Goal: Copy, in full, each line of the material that holds the word "name".

-=-=-=-=-

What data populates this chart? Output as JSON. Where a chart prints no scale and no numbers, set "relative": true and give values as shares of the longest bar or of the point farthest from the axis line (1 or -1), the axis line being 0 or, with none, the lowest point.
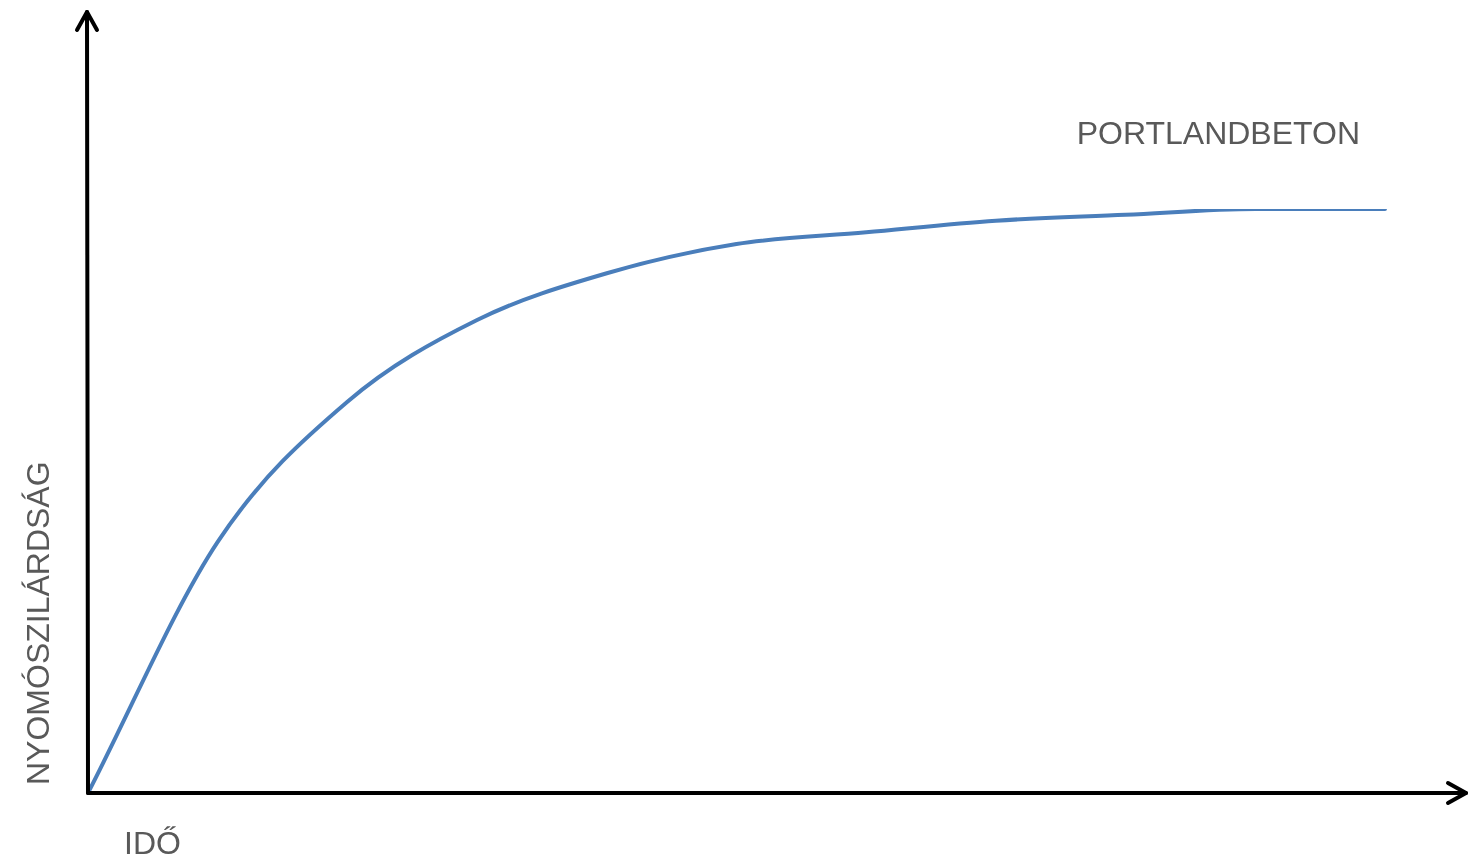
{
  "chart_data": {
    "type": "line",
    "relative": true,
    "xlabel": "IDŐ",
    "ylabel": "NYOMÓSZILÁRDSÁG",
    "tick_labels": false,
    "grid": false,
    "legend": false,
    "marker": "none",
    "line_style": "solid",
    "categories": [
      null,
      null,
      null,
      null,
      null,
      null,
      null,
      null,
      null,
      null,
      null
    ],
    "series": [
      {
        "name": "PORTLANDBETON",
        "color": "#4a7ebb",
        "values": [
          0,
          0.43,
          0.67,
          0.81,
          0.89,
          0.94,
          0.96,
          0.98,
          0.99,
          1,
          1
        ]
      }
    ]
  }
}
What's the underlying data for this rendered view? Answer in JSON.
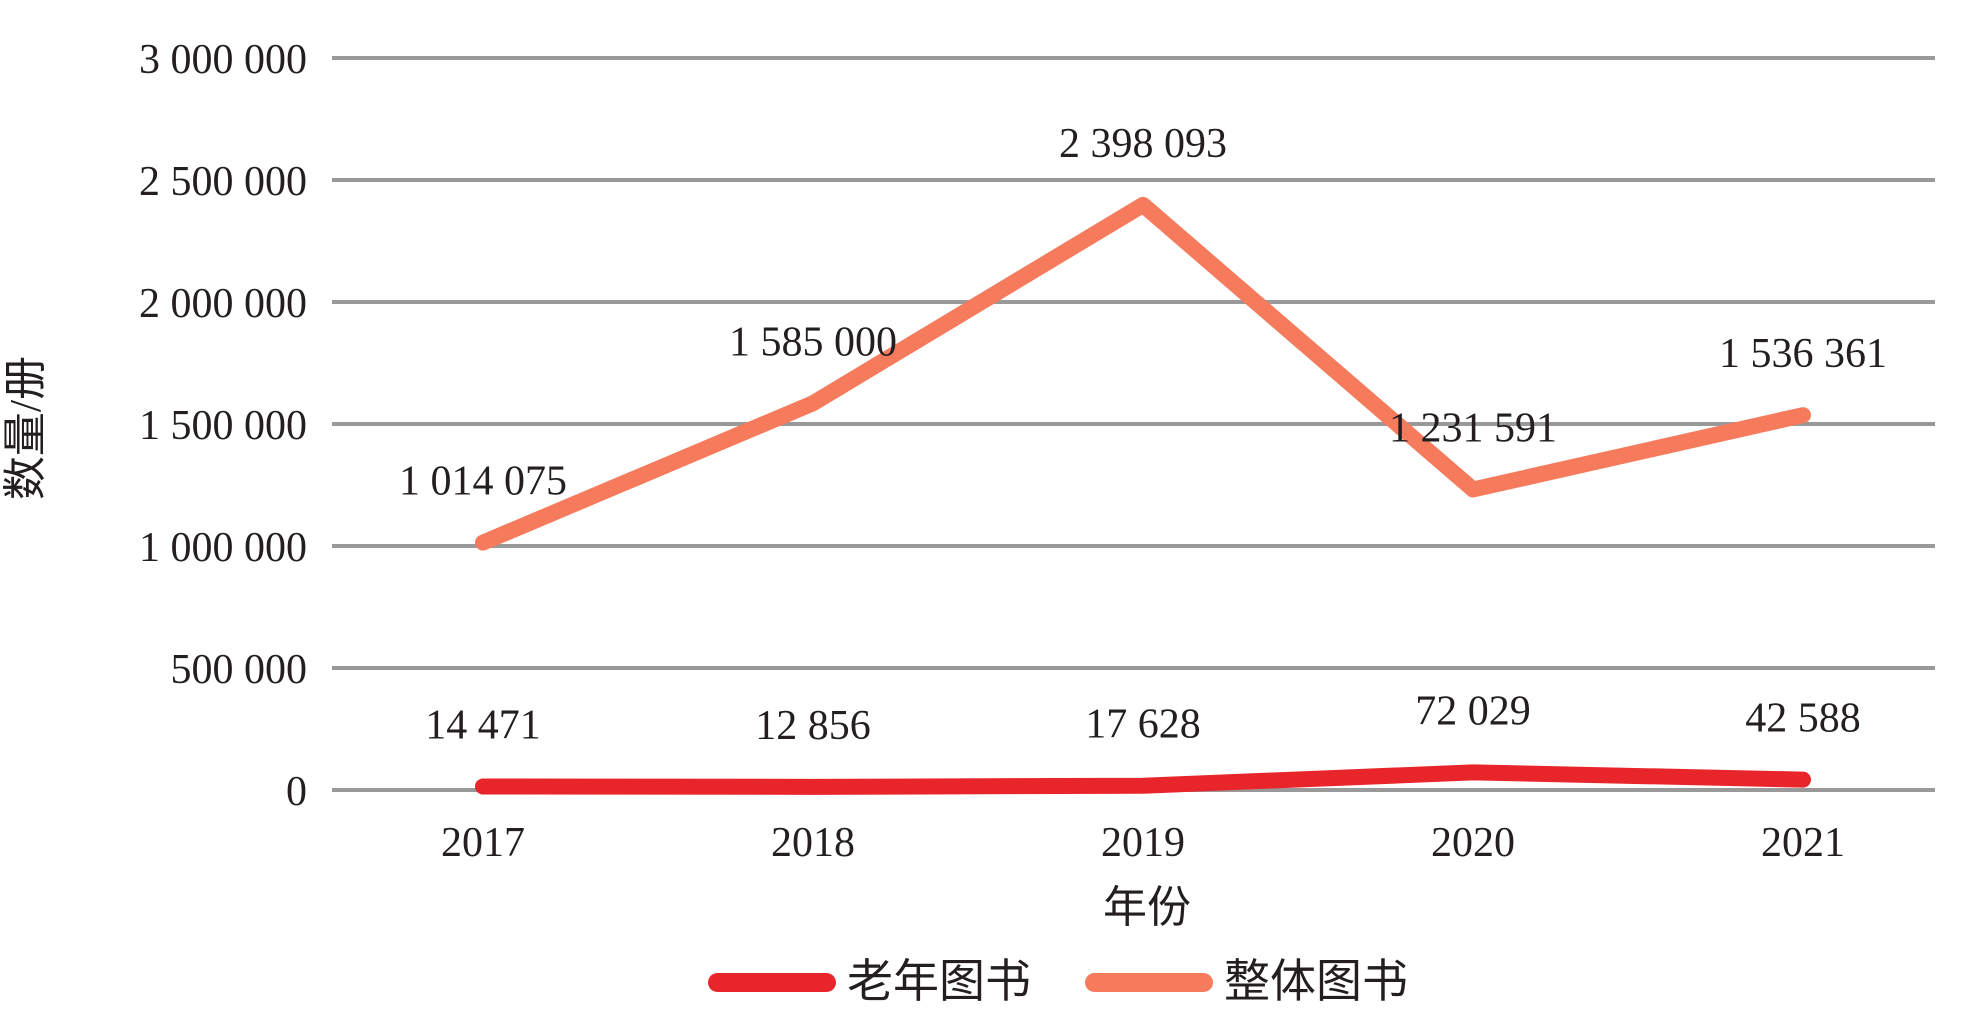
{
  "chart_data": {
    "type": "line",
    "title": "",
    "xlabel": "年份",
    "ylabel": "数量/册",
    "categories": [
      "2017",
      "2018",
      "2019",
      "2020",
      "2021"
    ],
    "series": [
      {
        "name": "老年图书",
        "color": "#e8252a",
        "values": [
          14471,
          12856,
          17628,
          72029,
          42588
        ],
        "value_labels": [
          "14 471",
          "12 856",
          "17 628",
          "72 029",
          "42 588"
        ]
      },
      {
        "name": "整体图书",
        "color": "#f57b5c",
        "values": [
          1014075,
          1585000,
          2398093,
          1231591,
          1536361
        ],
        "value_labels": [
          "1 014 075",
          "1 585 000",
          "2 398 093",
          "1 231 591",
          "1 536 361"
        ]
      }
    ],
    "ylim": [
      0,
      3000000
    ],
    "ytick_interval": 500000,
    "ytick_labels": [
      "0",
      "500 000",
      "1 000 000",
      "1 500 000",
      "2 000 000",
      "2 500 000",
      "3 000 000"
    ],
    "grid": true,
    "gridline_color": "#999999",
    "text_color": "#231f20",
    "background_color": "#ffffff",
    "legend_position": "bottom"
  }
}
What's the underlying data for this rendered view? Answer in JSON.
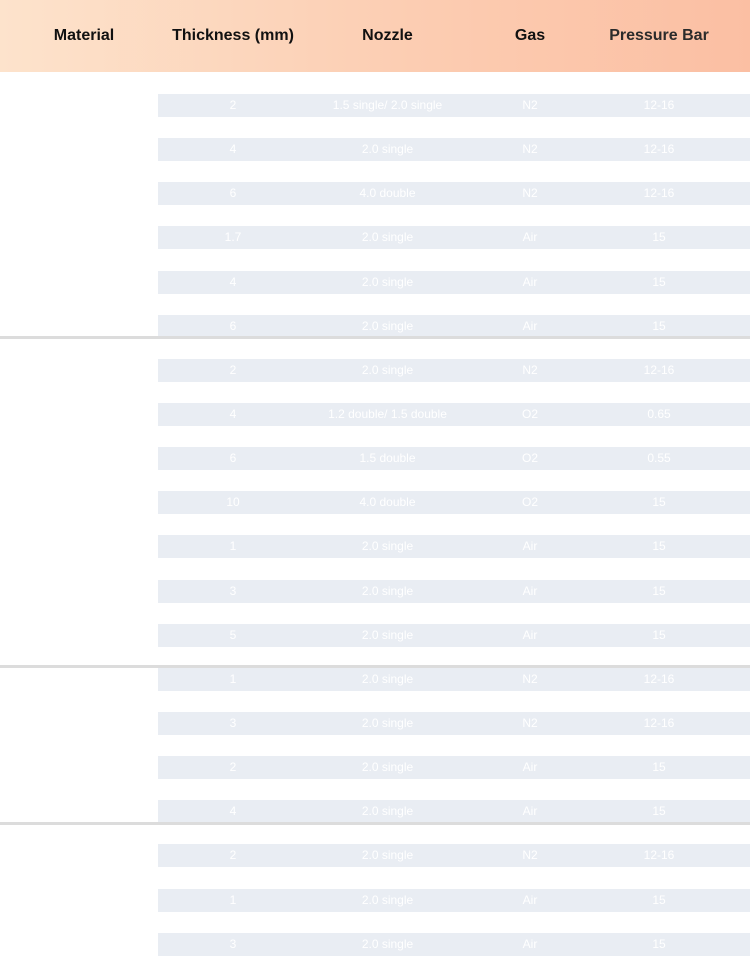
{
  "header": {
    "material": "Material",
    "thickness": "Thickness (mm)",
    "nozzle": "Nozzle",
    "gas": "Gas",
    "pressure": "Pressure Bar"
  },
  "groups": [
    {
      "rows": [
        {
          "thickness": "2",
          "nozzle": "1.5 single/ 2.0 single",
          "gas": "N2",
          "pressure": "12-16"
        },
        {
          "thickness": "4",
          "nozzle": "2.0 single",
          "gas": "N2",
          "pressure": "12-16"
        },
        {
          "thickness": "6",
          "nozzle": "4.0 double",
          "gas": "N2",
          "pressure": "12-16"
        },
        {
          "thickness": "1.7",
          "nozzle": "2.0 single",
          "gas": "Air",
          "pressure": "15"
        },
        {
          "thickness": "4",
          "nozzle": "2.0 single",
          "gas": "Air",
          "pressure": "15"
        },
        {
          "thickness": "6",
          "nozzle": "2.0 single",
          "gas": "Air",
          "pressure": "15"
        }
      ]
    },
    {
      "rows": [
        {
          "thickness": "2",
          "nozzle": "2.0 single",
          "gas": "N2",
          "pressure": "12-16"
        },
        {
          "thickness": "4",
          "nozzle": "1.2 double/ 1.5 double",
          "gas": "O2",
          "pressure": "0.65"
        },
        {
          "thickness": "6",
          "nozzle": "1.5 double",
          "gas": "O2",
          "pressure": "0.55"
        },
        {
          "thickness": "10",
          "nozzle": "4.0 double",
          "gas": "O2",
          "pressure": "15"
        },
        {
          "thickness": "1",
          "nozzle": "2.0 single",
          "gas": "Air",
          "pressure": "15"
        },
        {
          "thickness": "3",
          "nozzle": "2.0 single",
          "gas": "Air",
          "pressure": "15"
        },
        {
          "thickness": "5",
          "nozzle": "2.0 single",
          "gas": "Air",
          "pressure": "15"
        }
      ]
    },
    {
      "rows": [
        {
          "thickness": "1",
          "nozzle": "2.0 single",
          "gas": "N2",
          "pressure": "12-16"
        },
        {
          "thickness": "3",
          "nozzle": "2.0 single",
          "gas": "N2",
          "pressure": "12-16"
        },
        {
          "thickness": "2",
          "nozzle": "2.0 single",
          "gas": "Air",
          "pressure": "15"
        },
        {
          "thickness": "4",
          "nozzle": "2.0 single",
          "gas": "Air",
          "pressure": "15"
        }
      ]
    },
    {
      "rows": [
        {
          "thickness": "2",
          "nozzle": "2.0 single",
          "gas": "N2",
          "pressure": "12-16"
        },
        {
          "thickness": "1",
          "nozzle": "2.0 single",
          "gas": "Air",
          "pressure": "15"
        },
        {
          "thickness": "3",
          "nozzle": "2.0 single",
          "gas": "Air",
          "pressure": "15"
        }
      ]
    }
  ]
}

-=-=-=-=-

Final result:
        "name": "PORTLANDBETON",
        "name": "老年图书",
        "name": "整体图书",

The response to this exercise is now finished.